### Goal
List all lines of the data containing the word "Zhang".

#### Records for the exercise

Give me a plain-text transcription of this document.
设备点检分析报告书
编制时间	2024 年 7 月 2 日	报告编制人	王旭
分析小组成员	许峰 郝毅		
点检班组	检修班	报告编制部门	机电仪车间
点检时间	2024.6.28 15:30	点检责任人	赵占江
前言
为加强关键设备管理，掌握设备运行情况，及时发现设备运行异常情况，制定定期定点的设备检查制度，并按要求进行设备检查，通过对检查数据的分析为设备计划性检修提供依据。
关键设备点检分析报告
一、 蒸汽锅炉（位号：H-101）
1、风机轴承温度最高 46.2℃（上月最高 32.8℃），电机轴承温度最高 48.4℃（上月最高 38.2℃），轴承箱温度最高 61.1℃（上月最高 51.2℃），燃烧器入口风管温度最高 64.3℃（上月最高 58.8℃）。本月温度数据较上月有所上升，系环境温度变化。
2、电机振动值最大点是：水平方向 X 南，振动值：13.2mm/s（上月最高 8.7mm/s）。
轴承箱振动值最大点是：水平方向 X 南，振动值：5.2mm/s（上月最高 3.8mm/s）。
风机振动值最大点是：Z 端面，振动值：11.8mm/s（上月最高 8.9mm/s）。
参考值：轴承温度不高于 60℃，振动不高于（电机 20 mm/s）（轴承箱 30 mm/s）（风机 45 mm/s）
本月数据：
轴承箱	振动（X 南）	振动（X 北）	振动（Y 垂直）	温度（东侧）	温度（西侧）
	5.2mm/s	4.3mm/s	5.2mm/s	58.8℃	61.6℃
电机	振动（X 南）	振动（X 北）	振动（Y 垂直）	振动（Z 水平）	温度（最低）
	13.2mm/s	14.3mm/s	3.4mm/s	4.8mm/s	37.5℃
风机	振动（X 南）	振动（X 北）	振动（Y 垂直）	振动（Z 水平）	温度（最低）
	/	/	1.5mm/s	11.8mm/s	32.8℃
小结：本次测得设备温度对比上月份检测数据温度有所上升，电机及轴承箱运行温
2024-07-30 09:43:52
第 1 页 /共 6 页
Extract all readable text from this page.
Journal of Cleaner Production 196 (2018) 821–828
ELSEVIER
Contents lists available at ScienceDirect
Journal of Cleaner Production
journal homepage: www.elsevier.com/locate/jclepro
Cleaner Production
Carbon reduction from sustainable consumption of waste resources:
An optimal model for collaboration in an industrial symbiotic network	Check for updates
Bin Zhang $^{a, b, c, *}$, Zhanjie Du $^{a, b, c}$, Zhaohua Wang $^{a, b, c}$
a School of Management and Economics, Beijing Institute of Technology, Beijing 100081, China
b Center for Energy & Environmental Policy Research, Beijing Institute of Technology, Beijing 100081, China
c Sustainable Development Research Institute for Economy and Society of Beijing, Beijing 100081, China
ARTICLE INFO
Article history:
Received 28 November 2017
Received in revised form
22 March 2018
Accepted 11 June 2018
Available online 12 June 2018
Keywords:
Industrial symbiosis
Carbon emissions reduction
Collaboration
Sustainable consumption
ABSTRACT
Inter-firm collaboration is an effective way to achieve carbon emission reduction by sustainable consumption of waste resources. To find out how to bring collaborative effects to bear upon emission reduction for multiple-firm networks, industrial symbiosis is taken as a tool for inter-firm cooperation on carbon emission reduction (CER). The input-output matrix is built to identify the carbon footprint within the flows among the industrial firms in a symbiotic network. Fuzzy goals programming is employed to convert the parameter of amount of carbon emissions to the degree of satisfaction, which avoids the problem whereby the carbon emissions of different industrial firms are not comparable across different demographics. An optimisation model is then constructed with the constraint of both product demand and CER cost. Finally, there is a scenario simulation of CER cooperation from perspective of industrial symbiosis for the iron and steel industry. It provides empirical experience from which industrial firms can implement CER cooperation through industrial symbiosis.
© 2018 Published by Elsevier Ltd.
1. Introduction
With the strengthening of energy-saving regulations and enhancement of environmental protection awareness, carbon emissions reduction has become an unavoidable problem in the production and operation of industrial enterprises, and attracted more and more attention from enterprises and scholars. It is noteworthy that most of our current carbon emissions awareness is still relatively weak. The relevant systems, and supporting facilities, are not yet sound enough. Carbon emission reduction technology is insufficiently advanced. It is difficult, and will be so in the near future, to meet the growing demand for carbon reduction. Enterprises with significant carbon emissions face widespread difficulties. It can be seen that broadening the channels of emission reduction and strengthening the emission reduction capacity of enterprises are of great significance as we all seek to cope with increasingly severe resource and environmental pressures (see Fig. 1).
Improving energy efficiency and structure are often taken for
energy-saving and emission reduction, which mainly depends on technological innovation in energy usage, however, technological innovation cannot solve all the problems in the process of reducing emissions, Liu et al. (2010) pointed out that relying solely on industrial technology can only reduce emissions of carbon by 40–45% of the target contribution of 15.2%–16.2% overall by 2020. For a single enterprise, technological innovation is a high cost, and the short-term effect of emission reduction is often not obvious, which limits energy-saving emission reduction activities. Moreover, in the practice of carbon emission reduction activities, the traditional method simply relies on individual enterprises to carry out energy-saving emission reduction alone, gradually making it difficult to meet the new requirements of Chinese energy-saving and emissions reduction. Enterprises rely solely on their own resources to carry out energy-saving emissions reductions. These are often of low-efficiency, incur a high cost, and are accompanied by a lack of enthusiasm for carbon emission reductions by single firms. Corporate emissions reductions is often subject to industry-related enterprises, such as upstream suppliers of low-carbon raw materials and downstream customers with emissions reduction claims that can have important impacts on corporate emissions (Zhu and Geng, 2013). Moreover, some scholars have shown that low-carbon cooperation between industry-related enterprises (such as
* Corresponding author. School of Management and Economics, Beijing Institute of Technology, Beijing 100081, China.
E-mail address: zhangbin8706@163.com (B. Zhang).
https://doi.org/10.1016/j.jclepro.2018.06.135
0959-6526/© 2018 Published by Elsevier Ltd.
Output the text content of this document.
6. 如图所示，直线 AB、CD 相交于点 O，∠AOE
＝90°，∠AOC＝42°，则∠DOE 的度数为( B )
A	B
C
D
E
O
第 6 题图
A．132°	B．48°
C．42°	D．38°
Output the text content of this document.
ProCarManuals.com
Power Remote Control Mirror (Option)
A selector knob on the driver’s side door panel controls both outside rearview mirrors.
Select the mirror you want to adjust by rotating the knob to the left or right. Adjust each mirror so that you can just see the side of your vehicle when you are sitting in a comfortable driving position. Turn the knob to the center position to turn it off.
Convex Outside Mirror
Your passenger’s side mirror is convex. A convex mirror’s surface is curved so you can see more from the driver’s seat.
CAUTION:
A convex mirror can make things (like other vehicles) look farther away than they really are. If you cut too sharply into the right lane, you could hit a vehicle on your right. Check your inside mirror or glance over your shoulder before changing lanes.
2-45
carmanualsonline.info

########

### Solution to this problem
Bin Zhang $^{a, b, c, *}$, Zhanjie Du $^{a, b, c}$, Zhaohua Wang $^{a, b, c}$
E-mail address: zhangbin8706@163.com (B. Zhang).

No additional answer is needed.